## DATASET RECORDS
--------------------------------------------------

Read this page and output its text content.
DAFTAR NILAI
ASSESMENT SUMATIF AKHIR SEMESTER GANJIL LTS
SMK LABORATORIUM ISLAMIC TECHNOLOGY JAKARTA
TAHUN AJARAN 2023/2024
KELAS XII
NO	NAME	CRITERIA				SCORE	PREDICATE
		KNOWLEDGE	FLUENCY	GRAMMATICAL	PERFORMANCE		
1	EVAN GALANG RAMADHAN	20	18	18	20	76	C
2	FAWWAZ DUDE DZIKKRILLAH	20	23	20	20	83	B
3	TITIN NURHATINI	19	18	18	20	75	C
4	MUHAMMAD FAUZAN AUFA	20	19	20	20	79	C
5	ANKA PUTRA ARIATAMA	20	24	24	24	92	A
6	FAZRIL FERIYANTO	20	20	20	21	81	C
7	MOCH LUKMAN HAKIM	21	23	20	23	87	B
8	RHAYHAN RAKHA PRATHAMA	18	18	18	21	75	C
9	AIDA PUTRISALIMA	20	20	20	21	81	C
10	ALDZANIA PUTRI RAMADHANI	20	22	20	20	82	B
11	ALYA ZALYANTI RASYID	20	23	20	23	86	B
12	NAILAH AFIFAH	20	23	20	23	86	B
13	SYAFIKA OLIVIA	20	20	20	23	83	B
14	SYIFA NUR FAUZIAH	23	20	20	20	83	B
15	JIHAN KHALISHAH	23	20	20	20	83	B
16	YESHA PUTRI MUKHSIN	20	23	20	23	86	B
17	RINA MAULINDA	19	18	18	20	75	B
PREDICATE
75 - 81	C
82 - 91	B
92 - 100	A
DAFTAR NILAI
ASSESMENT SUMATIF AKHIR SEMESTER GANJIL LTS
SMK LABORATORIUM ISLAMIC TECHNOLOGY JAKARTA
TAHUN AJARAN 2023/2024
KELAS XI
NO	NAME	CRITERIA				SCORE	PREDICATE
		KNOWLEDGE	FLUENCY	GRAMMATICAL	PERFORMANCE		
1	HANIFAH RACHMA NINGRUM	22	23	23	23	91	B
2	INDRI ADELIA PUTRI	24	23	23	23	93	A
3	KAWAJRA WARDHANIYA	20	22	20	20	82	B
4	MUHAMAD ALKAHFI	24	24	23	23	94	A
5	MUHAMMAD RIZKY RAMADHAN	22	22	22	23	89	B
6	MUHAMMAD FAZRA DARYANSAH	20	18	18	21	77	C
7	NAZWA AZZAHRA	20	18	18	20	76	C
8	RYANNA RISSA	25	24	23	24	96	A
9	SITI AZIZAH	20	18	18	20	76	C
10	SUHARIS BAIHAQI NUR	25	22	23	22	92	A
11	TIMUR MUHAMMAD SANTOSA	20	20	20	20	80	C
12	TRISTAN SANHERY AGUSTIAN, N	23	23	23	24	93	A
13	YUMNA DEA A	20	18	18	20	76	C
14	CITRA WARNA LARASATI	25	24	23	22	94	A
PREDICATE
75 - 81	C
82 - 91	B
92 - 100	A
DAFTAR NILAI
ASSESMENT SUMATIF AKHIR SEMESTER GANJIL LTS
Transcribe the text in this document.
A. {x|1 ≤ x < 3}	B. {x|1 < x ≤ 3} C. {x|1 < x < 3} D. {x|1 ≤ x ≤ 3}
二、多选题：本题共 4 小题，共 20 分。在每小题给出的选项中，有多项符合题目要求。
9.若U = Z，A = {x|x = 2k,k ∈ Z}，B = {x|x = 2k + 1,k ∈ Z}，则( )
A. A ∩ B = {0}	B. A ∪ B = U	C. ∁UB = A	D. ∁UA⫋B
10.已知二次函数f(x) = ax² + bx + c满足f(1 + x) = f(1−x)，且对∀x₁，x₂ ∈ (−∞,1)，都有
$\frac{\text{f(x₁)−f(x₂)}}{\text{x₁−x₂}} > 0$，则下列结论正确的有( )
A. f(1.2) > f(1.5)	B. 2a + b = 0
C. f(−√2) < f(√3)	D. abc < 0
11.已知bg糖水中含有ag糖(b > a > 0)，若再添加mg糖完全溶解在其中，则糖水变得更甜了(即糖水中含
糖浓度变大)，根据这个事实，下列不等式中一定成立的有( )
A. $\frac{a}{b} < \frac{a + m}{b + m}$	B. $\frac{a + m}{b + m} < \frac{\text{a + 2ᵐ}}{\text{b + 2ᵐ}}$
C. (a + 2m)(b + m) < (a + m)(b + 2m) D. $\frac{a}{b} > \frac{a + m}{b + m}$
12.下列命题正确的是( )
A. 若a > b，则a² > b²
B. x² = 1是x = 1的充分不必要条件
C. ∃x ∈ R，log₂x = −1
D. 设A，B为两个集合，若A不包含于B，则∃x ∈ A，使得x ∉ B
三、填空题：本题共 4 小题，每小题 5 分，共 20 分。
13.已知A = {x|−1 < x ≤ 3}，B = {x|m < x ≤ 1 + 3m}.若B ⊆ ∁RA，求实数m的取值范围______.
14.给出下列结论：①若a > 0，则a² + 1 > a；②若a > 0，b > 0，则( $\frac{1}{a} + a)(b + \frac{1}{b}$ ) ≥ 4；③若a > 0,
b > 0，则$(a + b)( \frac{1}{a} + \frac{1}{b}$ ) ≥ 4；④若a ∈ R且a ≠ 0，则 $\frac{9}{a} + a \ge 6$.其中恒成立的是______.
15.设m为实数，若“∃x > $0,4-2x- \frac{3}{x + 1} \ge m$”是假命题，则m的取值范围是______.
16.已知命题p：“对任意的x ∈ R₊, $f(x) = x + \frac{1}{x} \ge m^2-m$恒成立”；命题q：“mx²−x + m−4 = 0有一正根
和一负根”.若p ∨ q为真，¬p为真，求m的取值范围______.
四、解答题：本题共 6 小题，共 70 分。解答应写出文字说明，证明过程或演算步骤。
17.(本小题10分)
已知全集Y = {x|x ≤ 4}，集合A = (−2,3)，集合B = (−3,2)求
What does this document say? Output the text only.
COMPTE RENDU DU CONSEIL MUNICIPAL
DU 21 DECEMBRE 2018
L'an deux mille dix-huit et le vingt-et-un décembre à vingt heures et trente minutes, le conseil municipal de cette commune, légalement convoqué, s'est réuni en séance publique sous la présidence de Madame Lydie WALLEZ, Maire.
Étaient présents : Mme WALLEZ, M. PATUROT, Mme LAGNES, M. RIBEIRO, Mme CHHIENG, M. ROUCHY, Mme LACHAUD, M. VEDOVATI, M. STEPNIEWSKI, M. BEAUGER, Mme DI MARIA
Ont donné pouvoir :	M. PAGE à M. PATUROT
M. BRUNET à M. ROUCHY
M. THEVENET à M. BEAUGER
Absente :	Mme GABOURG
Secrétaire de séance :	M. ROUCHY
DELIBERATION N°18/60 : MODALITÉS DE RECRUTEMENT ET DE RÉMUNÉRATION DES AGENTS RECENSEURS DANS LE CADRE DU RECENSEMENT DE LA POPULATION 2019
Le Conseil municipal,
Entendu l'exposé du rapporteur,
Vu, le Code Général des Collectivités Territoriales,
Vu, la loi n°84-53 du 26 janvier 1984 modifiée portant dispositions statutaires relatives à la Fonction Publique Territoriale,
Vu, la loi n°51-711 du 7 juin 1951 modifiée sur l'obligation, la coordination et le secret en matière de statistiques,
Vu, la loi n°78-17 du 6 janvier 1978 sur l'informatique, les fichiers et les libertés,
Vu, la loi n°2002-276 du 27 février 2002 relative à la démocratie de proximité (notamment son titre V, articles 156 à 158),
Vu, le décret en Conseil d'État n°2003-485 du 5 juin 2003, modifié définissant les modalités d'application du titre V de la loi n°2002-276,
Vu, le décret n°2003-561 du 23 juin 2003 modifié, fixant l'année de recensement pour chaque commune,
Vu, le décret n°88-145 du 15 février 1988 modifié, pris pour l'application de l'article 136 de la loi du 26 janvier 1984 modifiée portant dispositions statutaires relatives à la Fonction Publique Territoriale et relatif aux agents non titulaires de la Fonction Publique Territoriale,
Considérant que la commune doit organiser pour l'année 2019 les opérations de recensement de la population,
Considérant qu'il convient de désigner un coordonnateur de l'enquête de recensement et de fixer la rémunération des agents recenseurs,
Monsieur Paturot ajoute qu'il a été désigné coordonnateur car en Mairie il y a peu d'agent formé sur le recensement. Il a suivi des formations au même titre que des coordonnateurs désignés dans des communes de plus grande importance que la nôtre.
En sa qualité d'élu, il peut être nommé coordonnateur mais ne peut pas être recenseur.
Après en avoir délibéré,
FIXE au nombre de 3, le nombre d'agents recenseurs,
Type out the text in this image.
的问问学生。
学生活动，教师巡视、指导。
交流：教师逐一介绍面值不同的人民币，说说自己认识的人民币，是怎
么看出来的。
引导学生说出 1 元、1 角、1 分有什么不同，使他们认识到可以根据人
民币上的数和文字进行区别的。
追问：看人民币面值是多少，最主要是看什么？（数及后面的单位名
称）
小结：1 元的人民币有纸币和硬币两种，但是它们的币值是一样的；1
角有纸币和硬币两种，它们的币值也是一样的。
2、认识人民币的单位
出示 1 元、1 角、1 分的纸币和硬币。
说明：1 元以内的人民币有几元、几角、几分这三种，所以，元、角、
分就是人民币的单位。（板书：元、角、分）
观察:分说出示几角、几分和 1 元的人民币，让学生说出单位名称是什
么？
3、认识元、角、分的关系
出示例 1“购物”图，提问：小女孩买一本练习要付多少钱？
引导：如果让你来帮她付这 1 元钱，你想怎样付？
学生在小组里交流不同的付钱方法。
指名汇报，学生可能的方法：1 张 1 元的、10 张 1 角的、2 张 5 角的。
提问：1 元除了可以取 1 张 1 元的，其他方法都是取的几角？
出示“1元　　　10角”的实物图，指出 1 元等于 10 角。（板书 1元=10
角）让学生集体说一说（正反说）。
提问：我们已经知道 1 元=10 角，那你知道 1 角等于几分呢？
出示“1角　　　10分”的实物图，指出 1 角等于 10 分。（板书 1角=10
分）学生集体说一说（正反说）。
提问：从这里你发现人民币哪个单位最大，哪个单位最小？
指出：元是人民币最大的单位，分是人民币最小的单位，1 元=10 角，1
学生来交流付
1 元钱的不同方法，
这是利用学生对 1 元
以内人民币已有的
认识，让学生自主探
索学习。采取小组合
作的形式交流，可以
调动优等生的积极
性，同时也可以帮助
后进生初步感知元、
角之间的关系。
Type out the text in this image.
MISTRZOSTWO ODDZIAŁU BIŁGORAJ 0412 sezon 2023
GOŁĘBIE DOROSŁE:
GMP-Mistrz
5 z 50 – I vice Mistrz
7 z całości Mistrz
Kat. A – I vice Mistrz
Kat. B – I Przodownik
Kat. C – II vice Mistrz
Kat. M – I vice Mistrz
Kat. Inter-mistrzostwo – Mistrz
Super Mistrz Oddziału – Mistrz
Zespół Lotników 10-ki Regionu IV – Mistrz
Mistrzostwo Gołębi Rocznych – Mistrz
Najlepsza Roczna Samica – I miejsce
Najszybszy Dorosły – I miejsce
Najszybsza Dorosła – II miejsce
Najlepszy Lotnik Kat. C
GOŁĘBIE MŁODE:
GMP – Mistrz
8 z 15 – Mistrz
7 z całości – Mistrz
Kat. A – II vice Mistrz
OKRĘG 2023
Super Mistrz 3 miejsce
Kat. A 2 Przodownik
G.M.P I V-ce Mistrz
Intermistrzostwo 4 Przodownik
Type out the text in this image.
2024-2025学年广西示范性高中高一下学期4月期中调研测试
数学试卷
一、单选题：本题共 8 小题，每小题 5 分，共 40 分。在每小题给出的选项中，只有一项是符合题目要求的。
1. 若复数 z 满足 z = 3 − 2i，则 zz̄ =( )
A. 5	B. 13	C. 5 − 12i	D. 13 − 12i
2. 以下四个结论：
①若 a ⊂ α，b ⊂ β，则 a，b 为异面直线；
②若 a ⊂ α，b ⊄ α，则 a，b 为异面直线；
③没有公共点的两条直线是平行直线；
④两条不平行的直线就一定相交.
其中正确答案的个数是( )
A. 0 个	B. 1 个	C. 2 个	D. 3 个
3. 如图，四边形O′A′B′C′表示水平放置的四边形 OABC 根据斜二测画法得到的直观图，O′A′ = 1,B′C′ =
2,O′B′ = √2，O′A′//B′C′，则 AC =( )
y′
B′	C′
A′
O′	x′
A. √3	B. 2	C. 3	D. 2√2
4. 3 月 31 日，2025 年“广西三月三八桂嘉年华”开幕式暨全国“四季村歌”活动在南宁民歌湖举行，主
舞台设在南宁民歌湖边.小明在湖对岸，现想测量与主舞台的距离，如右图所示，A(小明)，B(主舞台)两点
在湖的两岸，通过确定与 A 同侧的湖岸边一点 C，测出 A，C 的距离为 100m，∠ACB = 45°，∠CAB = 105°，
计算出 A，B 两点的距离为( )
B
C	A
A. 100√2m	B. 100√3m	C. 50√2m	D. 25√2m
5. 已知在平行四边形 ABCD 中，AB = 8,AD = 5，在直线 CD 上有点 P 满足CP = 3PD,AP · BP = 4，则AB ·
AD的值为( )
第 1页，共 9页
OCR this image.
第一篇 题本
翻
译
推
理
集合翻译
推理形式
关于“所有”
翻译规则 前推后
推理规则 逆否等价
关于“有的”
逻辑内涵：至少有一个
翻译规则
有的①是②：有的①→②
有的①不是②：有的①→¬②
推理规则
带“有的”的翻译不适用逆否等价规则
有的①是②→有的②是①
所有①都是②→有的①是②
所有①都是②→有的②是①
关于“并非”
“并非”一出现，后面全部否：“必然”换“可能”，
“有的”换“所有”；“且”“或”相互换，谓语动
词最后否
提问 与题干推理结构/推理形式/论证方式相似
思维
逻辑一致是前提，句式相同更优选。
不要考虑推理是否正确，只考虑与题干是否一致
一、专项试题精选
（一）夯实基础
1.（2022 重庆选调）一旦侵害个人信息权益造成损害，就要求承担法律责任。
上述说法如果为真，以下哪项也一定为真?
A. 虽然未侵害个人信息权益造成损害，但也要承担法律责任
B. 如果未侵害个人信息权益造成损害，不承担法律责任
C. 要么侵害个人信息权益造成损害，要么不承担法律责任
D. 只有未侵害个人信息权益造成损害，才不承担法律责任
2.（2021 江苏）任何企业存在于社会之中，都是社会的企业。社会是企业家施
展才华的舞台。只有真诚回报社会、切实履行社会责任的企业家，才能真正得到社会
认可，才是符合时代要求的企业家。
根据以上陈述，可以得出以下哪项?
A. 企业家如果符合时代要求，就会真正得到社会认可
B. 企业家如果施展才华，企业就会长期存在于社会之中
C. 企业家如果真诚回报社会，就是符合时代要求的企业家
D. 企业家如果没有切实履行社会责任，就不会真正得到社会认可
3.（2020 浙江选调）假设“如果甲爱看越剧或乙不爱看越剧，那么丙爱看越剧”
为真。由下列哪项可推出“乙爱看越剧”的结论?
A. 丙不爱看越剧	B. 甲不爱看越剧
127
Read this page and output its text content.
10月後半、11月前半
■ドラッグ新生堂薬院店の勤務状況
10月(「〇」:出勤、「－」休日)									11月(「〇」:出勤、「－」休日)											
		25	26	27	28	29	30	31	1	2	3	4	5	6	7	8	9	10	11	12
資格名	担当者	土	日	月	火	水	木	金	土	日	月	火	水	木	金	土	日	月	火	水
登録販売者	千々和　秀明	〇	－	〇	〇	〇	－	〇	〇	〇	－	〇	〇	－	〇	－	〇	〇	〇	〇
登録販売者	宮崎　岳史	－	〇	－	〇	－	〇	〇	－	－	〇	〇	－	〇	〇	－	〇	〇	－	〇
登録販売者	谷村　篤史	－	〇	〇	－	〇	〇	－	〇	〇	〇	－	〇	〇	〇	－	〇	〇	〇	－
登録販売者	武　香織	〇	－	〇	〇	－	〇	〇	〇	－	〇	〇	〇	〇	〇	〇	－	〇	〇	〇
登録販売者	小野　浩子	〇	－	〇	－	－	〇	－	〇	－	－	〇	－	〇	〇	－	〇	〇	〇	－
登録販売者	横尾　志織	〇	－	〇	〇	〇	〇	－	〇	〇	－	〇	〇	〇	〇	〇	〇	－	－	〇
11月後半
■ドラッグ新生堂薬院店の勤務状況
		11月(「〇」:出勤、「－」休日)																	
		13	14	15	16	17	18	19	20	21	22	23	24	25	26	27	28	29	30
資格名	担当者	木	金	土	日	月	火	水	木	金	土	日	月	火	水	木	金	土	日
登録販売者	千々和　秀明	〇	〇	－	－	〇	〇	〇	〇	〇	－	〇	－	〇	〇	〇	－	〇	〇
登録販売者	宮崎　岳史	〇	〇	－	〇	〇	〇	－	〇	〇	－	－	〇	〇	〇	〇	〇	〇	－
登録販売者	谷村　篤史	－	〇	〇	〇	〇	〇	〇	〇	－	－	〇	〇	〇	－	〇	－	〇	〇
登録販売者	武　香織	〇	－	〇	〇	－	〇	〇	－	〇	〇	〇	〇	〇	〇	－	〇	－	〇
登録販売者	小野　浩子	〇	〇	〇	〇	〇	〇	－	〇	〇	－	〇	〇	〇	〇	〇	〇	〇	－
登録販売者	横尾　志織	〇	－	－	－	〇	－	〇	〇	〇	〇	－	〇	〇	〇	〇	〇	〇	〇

--------------------------------------------------

All lines above containing the string "juin" are to be collected.

Vu, la loi n°51-711 du 7 juin 1951 modifiée sur l'obligation, la coordination et le secret en matière de statistiques,
Vu, le décret en Conseil d'État n°2003-485 du 5 juin 2003, modifié définissant les modalités d'application du titre V de la loi n°2002-276,
Vu, le décret n°2003-561 du 23 juin 2003 modifié, fixant l'année de recensement pour chaque commune,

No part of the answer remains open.